WRITTEN TASK: For each line below that includes the word "like", make a copy.

EXTRACTED DATA:
┄┄┄┄┄┄┄┄┄┄┄┄┄┄┄┄┄┄┄┄

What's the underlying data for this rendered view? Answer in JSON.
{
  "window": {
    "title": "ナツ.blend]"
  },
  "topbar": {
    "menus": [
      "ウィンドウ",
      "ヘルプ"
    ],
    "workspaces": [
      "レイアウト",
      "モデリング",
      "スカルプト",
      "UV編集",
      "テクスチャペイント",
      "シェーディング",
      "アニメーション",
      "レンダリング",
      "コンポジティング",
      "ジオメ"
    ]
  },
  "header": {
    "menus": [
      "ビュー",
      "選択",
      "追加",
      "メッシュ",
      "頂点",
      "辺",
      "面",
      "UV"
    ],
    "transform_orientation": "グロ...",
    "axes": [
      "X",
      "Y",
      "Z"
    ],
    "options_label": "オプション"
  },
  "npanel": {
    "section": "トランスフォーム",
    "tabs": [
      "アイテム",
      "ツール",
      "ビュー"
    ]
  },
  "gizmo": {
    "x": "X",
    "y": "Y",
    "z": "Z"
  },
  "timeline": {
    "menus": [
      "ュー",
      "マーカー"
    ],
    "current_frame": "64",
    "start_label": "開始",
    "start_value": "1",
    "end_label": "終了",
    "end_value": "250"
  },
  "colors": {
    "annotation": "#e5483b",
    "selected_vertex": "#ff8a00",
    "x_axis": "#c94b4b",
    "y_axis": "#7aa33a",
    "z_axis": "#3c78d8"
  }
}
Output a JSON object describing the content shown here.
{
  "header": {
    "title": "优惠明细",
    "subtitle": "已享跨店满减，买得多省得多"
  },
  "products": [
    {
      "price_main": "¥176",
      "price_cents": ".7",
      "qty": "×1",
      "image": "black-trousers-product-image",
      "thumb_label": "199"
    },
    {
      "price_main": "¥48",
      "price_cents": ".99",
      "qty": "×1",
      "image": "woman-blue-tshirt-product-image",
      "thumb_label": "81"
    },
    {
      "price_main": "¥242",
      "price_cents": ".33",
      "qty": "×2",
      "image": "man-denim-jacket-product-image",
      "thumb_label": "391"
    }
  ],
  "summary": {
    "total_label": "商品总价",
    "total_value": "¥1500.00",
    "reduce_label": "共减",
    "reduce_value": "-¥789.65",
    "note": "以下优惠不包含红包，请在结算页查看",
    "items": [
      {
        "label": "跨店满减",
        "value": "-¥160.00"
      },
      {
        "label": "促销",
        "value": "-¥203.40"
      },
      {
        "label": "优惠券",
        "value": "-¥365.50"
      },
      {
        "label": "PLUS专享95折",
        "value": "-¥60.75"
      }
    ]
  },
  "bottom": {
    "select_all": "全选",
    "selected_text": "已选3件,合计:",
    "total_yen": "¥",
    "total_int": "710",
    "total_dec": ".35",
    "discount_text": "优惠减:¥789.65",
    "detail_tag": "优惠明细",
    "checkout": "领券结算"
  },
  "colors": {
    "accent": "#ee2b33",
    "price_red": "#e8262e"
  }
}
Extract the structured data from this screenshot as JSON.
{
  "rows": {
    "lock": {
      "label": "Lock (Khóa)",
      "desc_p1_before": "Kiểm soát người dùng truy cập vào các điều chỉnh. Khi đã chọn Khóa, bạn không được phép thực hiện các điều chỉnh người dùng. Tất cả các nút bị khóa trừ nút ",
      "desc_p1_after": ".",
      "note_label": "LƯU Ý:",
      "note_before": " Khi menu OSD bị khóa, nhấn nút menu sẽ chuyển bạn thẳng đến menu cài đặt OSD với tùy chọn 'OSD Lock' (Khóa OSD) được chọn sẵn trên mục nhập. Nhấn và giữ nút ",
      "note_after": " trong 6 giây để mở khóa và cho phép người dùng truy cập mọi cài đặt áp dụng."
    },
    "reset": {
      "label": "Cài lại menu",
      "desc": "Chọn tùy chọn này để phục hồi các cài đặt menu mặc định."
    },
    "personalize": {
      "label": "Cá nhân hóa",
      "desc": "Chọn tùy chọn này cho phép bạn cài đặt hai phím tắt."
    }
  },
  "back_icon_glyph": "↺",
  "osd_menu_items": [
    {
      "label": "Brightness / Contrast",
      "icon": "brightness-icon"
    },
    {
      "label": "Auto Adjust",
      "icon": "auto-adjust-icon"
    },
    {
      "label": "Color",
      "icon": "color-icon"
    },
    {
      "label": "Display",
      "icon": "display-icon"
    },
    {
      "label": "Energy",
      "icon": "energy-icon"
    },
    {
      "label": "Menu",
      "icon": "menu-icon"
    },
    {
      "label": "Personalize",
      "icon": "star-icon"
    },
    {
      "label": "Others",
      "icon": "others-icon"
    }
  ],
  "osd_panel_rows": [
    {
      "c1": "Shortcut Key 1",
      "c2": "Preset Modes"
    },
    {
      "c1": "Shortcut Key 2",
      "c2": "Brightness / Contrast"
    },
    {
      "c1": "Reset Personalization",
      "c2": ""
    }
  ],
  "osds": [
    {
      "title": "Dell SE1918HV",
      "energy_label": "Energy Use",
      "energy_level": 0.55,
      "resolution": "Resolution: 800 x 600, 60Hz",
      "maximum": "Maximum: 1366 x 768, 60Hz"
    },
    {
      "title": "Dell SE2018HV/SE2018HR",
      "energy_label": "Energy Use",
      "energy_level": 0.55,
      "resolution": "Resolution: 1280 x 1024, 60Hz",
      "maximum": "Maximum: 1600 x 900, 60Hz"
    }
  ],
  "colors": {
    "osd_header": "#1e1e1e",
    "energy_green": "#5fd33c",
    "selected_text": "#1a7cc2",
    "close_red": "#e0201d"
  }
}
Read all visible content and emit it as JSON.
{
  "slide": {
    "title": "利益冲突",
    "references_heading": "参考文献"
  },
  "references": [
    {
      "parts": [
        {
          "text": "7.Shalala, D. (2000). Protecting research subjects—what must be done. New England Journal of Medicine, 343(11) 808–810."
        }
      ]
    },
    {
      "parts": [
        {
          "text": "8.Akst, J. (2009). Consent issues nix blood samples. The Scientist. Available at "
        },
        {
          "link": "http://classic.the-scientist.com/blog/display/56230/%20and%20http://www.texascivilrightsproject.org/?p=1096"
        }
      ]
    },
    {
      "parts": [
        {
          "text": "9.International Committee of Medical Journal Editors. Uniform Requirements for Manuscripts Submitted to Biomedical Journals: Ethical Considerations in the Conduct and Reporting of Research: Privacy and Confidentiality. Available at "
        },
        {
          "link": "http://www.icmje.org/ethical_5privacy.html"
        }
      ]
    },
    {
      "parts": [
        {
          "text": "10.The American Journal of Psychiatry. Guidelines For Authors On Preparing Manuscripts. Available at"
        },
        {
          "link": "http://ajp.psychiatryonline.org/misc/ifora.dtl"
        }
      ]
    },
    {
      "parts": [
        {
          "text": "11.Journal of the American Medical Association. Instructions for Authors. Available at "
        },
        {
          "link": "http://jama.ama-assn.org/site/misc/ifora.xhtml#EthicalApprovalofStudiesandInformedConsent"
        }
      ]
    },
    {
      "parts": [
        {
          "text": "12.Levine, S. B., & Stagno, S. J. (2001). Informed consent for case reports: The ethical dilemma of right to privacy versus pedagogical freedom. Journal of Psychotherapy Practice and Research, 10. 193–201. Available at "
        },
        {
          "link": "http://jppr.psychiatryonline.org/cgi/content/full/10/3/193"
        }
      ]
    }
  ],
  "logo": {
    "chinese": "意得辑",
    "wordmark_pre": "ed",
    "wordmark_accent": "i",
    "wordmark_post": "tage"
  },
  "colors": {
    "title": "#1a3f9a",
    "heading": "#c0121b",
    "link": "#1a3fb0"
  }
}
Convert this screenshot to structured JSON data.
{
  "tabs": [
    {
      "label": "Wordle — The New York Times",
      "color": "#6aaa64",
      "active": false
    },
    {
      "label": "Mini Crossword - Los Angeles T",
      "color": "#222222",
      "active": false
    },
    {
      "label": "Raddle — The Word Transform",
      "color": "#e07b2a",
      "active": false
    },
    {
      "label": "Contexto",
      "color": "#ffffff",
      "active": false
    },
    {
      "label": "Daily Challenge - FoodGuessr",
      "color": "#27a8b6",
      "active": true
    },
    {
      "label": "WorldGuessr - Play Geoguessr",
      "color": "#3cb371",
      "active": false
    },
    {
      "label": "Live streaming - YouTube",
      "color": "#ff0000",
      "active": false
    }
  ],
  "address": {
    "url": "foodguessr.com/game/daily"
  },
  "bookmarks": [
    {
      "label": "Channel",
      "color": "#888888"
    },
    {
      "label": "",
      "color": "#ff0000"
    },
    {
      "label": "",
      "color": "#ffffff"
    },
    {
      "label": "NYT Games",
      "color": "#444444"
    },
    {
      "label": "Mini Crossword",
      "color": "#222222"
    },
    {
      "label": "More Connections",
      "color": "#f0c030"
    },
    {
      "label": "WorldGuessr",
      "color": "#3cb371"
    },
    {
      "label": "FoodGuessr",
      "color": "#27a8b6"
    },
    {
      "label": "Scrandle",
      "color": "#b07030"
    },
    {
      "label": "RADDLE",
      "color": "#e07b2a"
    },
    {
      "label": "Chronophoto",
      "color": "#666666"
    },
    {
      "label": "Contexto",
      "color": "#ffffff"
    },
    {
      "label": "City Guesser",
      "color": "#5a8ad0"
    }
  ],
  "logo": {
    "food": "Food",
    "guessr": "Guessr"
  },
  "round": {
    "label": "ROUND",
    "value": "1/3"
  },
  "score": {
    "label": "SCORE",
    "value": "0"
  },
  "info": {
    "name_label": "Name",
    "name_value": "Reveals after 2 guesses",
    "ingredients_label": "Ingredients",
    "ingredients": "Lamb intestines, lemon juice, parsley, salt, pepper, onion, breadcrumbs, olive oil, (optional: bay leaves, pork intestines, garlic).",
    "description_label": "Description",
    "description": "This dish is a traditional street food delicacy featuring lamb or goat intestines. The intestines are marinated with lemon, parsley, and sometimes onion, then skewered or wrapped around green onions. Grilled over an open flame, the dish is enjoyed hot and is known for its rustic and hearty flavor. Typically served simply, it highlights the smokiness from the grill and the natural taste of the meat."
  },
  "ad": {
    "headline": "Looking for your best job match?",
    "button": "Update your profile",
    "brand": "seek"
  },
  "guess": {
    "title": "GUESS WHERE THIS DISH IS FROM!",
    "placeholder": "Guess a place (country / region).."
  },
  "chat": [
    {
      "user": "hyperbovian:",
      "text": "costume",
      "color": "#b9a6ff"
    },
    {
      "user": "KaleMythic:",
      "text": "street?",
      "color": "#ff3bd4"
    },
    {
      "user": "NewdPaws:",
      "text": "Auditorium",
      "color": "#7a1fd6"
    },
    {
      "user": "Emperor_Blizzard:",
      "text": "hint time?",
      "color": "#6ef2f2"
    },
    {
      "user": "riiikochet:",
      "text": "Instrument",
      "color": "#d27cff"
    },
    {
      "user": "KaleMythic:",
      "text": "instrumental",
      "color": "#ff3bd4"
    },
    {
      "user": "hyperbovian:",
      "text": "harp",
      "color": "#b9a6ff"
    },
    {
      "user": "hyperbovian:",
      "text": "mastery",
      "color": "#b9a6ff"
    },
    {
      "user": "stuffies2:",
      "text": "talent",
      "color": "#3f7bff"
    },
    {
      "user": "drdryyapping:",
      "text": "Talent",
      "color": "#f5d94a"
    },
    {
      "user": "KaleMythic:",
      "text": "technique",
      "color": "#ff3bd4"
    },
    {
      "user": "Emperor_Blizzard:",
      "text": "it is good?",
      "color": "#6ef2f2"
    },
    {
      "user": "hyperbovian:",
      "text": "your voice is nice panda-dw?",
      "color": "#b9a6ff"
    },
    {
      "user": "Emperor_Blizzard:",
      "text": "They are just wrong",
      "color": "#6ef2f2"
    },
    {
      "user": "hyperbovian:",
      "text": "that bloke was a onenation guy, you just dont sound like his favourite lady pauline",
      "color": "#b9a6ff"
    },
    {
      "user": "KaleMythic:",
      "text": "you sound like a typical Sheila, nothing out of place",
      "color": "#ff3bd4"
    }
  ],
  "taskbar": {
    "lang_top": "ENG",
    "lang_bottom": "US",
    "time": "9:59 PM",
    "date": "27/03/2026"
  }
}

┄┄┄┄┄┄┄┄┄┄┄┄┄┄┄┄┄┄┄┄

EXERCISE RESULT:
      "text": "that bloke was a onenation guy, you just dont sound like his favourite lady pauline",
      "text": "you sound like a typical Sheila, nothing out of place",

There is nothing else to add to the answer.